[Dataset entries]
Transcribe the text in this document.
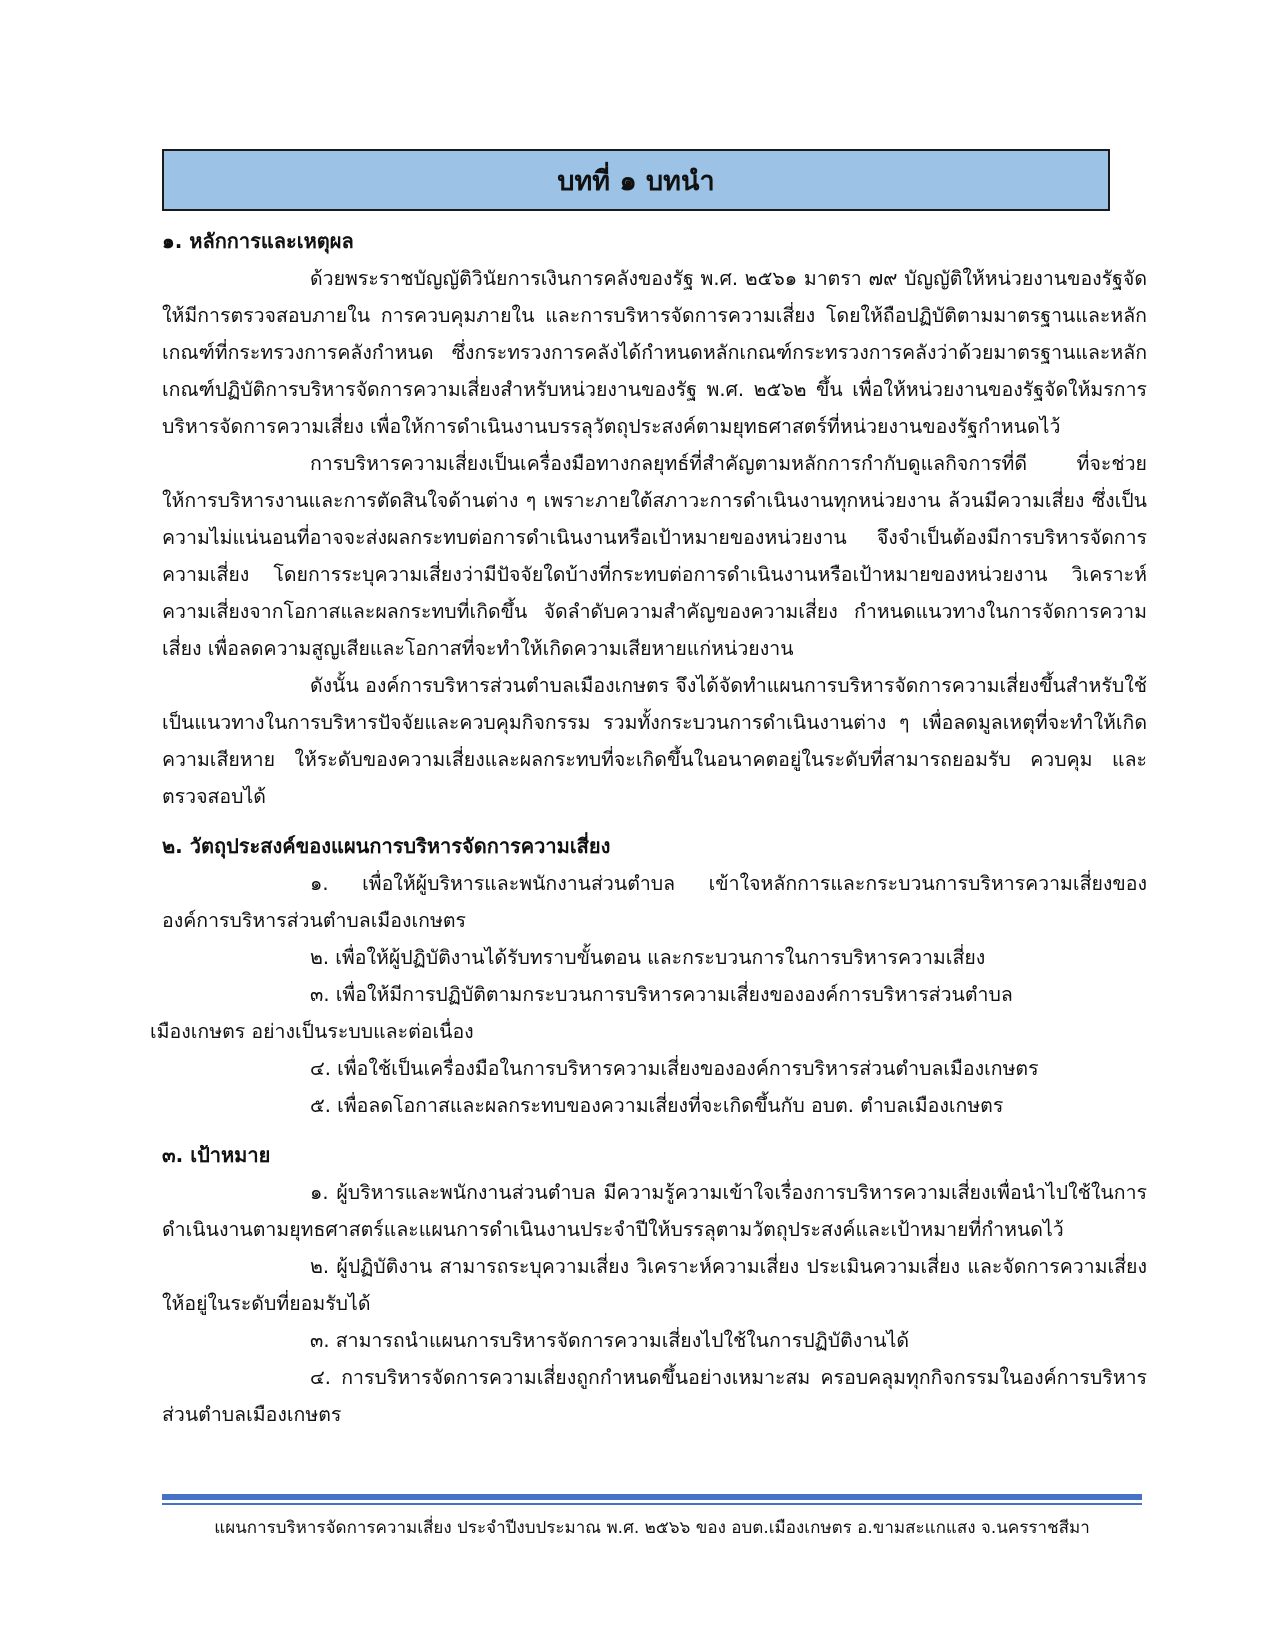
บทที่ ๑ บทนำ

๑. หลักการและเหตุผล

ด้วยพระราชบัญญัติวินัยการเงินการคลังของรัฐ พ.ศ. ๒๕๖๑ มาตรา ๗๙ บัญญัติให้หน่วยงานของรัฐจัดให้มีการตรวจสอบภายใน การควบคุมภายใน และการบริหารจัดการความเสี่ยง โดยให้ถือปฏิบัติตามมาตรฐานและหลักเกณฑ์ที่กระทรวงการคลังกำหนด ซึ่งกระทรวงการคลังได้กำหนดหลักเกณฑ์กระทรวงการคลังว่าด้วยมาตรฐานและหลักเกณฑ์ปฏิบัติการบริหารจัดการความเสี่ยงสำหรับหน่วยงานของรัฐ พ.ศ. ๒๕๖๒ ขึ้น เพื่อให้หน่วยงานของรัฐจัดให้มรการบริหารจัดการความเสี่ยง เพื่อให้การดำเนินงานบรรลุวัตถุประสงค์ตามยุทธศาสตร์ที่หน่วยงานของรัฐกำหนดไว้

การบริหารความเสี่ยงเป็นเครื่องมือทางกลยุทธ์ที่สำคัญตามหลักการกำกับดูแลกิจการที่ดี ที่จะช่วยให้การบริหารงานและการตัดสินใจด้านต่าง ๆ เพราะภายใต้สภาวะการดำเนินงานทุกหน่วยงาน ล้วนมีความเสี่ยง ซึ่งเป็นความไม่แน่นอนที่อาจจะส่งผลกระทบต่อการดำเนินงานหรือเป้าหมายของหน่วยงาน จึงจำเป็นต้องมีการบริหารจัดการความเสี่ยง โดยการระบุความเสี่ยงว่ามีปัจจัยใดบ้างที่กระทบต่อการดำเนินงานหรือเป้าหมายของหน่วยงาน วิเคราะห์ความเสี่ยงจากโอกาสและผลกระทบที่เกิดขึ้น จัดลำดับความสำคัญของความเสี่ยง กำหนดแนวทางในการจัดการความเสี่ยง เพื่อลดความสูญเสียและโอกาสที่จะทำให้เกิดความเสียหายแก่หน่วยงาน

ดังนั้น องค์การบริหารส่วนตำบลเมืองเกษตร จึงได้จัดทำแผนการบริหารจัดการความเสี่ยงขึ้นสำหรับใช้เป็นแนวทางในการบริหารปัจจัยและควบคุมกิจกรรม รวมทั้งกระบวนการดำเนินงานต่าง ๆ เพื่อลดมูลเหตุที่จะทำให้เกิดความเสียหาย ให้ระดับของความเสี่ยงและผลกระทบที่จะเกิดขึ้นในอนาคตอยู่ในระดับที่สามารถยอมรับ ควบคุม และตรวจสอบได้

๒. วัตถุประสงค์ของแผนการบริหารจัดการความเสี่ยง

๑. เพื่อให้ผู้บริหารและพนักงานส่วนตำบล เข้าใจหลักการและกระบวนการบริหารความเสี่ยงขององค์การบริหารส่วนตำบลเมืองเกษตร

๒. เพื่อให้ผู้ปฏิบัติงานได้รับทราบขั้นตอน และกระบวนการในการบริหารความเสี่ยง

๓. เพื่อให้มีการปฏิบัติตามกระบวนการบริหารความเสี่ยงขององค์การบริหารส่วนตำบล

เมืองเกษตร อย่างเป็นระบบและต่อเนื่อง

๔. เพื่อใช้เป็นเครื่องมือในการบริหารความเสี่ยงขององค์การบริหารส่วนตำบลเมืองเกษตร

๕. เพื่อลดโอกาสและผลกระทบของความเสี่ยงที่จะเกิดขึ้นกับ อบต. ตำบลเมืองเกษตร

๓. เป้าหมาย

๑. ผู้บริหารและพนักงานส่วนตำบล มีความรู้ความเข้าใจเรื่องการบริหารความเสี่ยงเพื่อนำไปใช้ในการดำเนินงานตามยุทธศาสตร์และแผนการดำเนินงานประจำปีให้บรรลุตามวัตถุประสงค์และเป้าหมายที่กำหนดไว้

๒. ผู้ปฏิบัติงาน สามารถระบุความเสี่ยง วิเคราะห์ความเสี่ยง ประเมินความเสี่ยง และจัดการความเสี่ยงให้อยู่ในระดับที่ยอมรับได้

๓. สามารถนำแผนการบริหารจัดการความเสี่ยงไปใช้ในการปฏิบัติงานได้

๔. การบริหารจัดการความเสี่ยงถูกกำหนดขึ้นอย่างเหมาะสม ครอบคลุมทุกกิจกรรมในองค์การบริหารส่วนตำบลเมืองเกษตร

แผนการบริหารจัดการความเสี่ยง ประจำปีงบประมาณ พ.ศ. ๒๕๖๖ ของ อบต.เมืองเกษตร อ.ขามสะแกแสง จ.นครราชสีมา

WRITTEN INSTRUCTION:
Write the material out again exactly as it appears, dropping the pictures.

WRITTEN ANSWER:
Transcribe the text in this document.
บทที่ ๑ บทนำ

๑. หลักการและเหตุผล

ด้วยพระราชบัญญัติวินัยการเงินการคลังของรัฐ พ.ศ. ๒๕๖๑ มาตรา ๗๙ บัญญัติให้หน่วยงานของรัฐจัดให้มีการตรวจสอบภายใน การควบคุมภายใน และการบริหารจัดการความเสี่ยง โดยให้ถือปฏิบัติตามมาตรฐานและหลักเกณฑ์ที่กระทรวงการคลังกำหนด ซึ่งกระทรวงการคลังได้กำหนดหลักเกณฑ์กระทรวงการคลังว่าด้วยมาตรฐานและหลักเกณฑ์ปฏิบัติการบริหารจัดการความเสี่ยงสำหรับหน่วยงานของรัฐ พ.ศ. ๒๕๖๒ ขึ้น เพื่อให้หน่วยงานของรัฐจัดให้มรการบริหารจัดการความเสี่ยง เพื่อให้การดำเนินงานบรรลุวัตถุประสงค์ตามยุทธศาสตร์ที่หน่วยงานของรัฐกำหนดไว้

การบริหารความเสี่ยงเป็นเครื่องมือทางกลยุทธ์ที่สำคัญตามหลักการกำกับดูแลกิจการที่ดี ที่จะช่วยให้การบริหารงานและการตัดสินใจด้านต่าง ๆ เพราะภายใต้สภาวะการดำเนินงานทุกหน่วยงาน ล้วนมีความเสี่ยง ซึ่งเป็นความไม่แน่นอนที่อาจจะส่งผลกระทบต่อการดำเนินงานหรือเป้าหมายของหน่วยงาน จึงจำเป็นต้องมีการบริหารจัดการความเสี่ยง โดยการระบุความเสี่ยงว่ามีปัจจัยใดบ้างที่กระทบต่อการดำเนินงานหรือเป้าหมายของหน่วยงาน วิเคราะห์ความเสี่ยงจากโอกาสและผลกระทบที่เกิดขึ้น จัดลำดับความสำคัญของความเสี่ยง กำหนดแนวทางในการจัดการความเสี่ยง เพื่อลดความสูญเสียและโอกาสที่จะทำให้เกิดความเสียหายแก่หน่วยงาน

ดังนั้น องค์การบริหารส่วนตำบลเมืองเกษตร จึงได้จัดทำแผนการบริหารจัดการความเสี่ยงขึ้นสำหรับใช้เป็นแนวทางในการบริหารปัจจัยและควบคุมกิจกรรม รวมทั้งกระบวนการดำเนินงานต่าง ๆ เพื่อลดมูลเหตุที่จะทำให้เกิดความเสียหาย ให้ระดับของความเสี่ยงและผลกระทบที่จะเกิดขึ้นในอนาคตอยู่ในระดับที่สามารถยอมรับ ควบคุม และตรวจสอบได้

๒. วัตถุประสงค์ของแผนการบริหารจัดการความเสี่ยง

๑. เพื่อให้ผู้บริหารและพนักงานส่วนตำบล เข้าใจหลักการและกระบวนการบริหารความเสี่ยงขององค์การบริหารส่วนตำบลเมืองเกษตร

๒. เพื่อให้ผู้ปฏิบัติงานได้รับทราบขั้นตอน และกระบวนการในการบริหารความเสี่ยง

๓. เพื่อให้มีการปฏิบัติตามกระบวนการบริหารความเสี่ยงขององค์การบริหารส่วนตำบล

เมืองเกษตร อย่างเป็นระบบและต่อเนื่อง

๔. เพื่อใช้เป็นเครื่องมือในการบริหารความเสี่ยงขององค์การบริหารส่วนตำบลเมืองเกษตร

๕. เพื่อลดโอกาสและผลกระทบของความเสี่ยงที่จะเกิดขึ้นกับ อบต. ตำบลเมืองเกษตร

๓. เป้าหมาย

๑. ผู้บริหารและพนักงานส่วนตำบล มีความรู้ความเข้าใจเรื่องการบริหารความเสี่ยงเพื่อนำไปใช้ในการดำเนินงานตามยุทธศาสตร์และแผนการดำเนินงานประจำปีให้บรรลุตามวัตถุประสงค์และเป้าหมายที่กำหนดไว้

๒. ผู้ปฏิบัติงาน สามารถระบุความเสี่ยง วิเคราะห์ความเสี่ยง ประเมินความเสี่ยง และจัดการความเสี่ยงให้อยู่ในระดับที่ยอมรับได้

๓. สามารถนำแผนการบริหารจัดการความเสี่ยงไปใช้ในการปฏิบัติงานได้

๔. การบริหารจัดการความเสี่ยงถูกกำหนดขึ้นอย่างเหมาะสม ครอบคลุมทุกกิจกรรมในองค์การบริหารส่วนตำบลเมืองเกษตร

แผนการบริหารจัดการความเสี่ยง ประจำปีงบประมาณ พ.ศ. ๒๕๖๖ ของ อบต.เมืองเกษตร อ.ขามสะแกแสง จ.นครราชสีมา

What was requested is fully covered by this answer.